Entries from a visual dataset
--------

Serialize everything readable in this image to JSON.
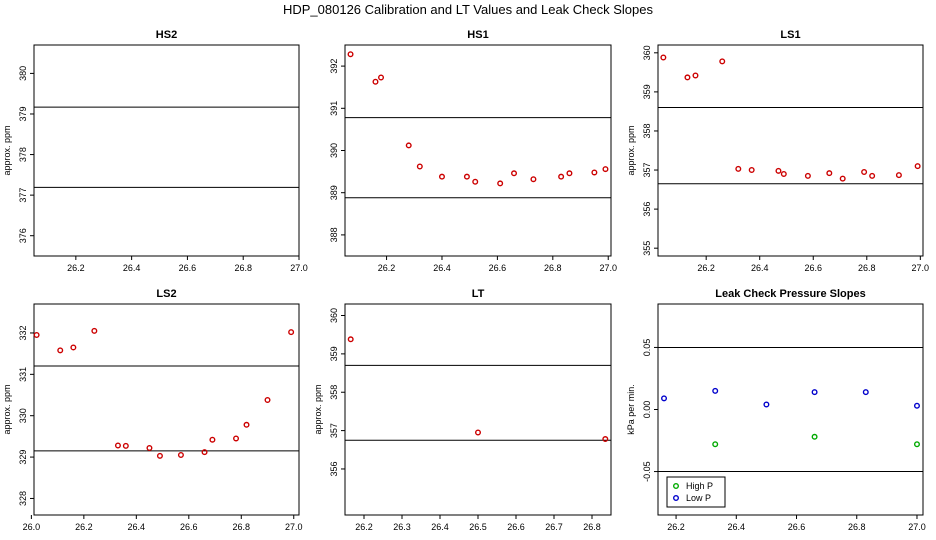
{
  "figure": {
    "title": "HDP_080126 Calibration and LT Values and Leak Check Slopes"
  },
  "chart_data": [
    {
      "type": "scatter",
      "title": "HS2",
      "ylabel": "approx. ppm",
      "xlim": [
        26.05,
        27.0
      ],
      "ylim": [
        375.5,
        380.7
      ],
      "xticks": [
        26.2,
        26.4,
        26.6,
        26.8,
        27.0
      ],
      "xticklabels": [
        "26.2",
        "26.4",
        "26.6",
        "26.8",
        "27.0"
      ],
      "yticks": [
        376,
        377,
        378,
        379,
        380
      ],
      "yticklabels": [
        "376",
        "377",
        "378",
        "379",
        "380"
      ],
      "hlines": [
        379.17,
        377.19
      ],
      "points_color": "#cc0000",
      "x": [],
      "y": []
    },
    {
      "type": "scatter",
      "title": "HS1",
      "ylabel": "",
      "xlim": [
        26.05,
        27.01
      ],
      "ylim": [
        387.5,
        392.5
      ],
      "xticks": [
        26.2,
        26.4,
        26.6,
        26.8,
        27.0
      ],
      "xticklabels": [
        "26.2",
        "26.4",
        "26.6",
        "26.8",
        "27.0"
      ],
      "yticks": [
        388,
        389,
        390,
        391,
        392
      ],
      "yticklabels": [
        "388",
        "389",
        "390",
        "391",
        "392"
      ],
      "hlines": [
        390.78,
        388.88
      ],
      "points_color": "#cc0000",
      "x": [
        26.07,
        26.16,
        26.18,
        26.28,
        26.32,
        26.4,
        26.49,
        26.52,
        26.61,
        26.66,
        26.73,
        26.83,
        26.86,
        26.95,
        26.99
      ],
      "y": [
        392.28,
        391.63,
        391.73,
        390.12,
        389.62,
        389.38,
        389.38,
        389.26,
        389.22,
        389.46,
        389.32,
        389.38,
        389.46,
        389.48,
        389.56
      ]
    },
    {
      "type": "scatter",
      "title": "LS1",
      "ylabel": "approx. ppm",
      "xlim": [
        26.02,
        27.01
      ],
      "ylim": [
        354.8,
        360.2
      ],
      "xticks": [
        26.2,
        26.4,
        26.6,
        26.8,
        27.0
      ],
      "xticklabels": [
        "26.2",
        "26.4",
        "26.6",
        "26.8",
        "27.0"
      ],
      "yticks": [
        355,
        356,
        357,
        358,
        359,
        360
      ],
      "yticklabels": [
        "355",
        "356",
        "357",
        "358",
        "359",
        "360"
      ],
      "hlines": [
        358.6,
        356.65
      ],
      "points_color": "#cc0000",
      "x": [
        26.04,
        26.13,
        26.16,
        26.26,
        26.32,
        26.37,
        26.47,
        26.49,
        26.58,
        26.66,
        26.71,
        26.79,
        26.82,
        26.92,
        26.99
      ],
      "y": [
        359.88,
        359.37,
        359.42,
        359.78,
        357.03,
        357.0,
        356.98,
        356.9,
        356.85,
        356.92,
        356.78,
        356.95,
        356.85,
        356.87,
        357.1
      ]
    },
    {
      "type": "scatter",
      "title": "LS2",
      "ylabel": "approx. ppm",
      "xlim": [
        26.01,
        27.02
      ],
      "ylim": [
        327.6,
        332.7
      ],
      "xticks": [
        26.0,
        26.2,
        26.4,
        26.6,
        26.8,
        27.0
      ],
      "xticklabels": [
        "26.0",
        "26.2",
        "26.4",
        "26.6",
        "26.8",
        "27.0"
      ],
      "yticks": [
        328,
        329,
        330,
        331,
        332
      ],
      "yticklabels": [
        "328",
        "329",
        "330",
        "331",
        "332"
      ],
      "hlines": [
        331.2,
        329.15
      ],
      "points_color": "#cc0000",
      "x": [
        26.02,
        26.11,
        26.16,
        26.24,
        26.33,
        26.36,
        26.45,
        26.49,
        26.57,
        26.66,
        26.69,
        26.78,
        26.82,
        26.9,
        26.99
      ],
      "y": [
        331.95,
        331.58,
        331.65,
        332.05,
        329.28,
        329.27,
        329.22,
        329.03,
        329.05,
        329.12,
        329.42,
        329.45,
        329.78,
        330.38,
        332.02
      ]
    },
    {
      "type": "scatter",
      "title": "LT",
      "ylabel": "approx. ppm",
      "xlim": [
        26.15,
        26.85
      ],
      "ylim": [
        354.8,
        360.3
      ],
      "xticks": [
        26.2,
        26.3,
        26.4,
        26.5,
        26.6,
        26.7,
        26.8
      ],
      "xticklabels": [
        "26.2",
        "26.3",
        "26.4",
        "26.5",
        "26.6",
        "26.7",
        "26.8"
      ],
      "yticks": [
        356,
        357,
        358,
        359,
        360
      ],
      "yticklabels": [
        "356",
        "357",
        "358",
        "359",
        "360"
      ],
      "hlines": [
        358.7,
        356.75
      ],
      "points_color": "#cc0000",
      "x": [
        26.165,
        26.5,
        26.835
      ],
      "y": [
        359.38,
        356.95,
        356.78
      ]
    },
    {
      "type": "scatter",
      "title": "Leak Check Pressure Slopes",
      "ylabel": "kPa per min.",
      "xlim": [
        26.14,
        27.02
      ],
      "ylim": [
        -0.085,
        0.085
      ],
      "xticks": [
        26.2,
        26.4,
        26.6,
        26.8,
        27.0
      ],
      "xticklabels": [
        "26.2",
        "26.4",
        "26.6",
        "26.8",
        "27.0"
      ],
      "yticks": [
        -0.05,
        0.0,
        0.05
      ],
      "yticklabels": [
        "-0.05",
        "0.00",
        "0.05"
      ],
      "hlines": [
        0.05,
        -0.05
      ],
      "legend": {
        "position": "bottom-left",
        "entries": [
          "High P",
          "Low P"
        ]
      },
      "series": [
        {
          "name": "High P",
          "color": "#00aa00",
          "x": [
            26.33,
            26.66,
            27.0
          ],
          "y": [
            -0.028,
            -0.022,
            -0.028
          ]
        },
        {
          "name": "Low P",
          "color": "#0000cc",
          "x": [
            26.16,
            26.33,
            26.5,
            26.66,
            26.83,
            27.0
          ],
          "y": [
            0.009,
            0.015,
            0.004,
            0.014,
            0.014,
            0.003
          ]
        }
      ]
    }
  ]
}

--------

## YOUR OBJECTIVE:
Leave images out of the retyped records; keep all else exact.

## FINISHED TASK:
Serialize everything readable in this image to JSON.
{
  "figure": {
    "title": "HDP_080126 Calibration and LT Values and Leak Check Slopes"
  },
  "chart_data": [
    {
      "type": "scatter",
      "title": "HS2",
      "ylabel": "approx. ppm",
      "xlim": [
        26.05,
        27.0
      ],
      "ylim": [
        375.5,
        380.7
      ],
      "xticks": [
        26.2,
        26.4,
        26.6,
        26.8,
        27.0
      ],
      "xticklabels": [
        "26.2",
        "26.4",
        "26.6",
        "26.8",
        "27.0"
      ],
      "yticks": [
        376,
        377,
        378,
        379,
        380
      ],
      "yticklabels": [
        "376",
        "377",
        "378",
        "379",
        "380"
      ],
      "hlines": [
        379.17,
        377.19
      ],
      "points_color": "#cc0000",
      "x": [],
      "y": []
    },
    {
      "type": "scatter",
      "title": "HS1",
      "ylabel": "",
      "xlim": [
        26.05,
        27.01
      ],
      "ylim": [
        387.5,
        392.5
      ],
      "xticks": [
        26.2,
        26.4,
        26.6,
        26.8,
        27.0
      ],
      "xticklabels": [
        "26.2",
        "26.4",
        "26.6",
        "26.8",
        "27.0"
      ],
      "yticks": [
        388,
        389,
        390,
        391,
        392
      ],
      "yticklabels": [
        "388",
        "389",
        "390",
        "391",
        "392"
      ],
      "hlines": [
        390.78,
        388.88
      ],
      "points_color": "#cc0000",
      "x": [
        26.07,
        26.16,
        26.18,
        26.28,
        26.32,
        26.4,
        26.49,
        26.52,
        26.61,
        26.66,
        26.73,
        26.83,
        26.86,
        26.95,
        26.99
      ],
      "y": [
        392.28,
        391.63,
        391.73,
        390.12,
        389.62,
        389.38,
        389.38,
        389.26,
        389.22,
        389.46,
        389.32,
        389.38,
        389.46,
        389.48,
        389.56
      ]
    },
    {
      "type": "scatter",
      "title": "LS1",
      "ylabel": "approx. ppm",
      "xlim": [
        26.02,
        27.01
      ],
      "ylim": [
        354.8,
        360.2
      ],
      "xticks": [
        26.2,
        26.4,
        26.6,
        26.8,
        27.0
      ],
      "xticklabels": [
        "26.2",
        "26.4",
        "26.6",
        "26.8",
        "27.0"
      ],
      "yticks": [
        355,
        356,
        357,
        358,
        359,
        360
      ],
      "yticklabels": [
        "355",
        "356",
        "357",
        "358",
        "359",
        "360"
      ],
      "hlines": [
        358.6,
        356.65
      ],
      "points_color": "#cc0000",
      "x": [
        26.04,
        26.13,
        26.16,
        26.26,
        26.32,
        26.37,
        26.47,
        26.49,
        26.58,
        26.66,
        26.71,
        26.79,
        26.82,
        26.92,
        26.99
      ],
      "y": [
        359.88,
        359.37,
        359.42,
        359.78,
        357.03,
        357.0,
        356.98,
        356.9,
        356.85,
        356.92,
        356.78,
        356.95,
        356.85,
        356.87,
        357.1
      ]
    },
    {
      "type": "scatter",
      "title": "LS2",
      "ylabel": "approx. ppm",
      "xlim": [
        26.01,
        27.02
      ],
      "ylim": [
        327.6,
        332.7
      ],
      "xticks": [
        26.0,
        26.2,
        26.4,
        26.6,
        26.8,
        27.0
      ],
      "xticklabels": [
        "26.0",
        "26.2",
        "26.4",
        "26.6",
        "26.8",
        "27.0"
      ],
      "yticks": [
        328,
        329,
        330,
        331,
        332
      ],
      "yticklabels": [
        "328",
        "329",
        "330",
        "331",
        "332"
      ],
      "hlines": [
        331.2,
        329.15
      ],
      "points_color": "#cc0000",
      "x": [
        26.02,
        26.11,
        26.16,
        26.24,
        26.33,
        26.36,
        26.45,
        26.49,
        26.57,
        26.66,
        26.69,
        26.78,
        26.82,
        26.9,
        26.99
      ],
      "y": [
        331.95,
        331.58,
        331.65,
        332.05,
        329.28,
        329.27,
        329.22,
        329.03,
        329.05,
        329.12,
        329.42,
        329.45,
        329.78,
        330.38,
        332.02
      ]
    },
    {
      "type": "scatter",
      "title": "LT",
      "ylabel": "approx. ppm",
      "xlim": [
        26.15,
        26.85
      ],
      "ylim": [
        354.8,
        360.3
      ],
      "xticks": [
        26.2,
        26.3,
        26.4,
        26.5,
        26.6,
        26.7,
        26.8
      ],
      "xticklabels": [
        "26.2",
        "26.3",
        "26.4",
        "26.5",
        "26.6",
        "26.7",
        "26.8"
      ],
      "yticks": [
        356,
        357,
        358,
        359,
        360
      ],
      "yticklabels": [
        "356",
        "357",
        "358",
        "359",
        "360"
      ],
      "hlines": [
        358.7,
        356.75
      ],
      "points_color": "#cc0000",
      "x": [
        26.165,
        26.5,
        26.835
      ],
      "y": [
        359.38,
        356.95,
        356.78
      ]
    },
    {
      "type": "scatter",
      "title": "Leak Check Pressure Slopes",
      "ylabel": "kPa per min.",
      "xlim": [
        26.14,
        27.02
      ],
      "ylim": [
        -0.085,
        0.085
      ],
      "xticks": [
        26.2,
        26.4,
        26.6,
        26.8,
        27.0
      ],
      "xticklabels": [
        "26.2",
        "26.4",
        "26.6",
        "26.8",
        "27.0"
      ],
      "yticks": [
        -0.05,
        0.0,
        0.05
      ],
      "yticklabels": [
        "-0.05",
        "0.00",
        "0.05"
      ],
      "hlines": [
        0.05,
        -0.05
      ],
      "legend": {
        "position": "bottom-left",
        "entries": [
          "High P",
          "Low P"
        ]
      },
      "series": [
        {
          "name": "High P",
          "color": "#00aa00",
          "x": [
            26.33,
            26.66,
            27.0
          ],
          "y": [
            -0.028,
            -0.022,
            -0.028
          ]
        },
        {
          "name": "Low P",
          "color": "#0000cc",
          "x": [
            26.16,
            26.33,
            26.5,
            26.66,
            26.83,
            27.0
          ],
          "y": [
            0.009,
            0.015,
            0.004,
            0.014,
            0.014,
            0.003
          ]
        }
      ]
    }
  ]
}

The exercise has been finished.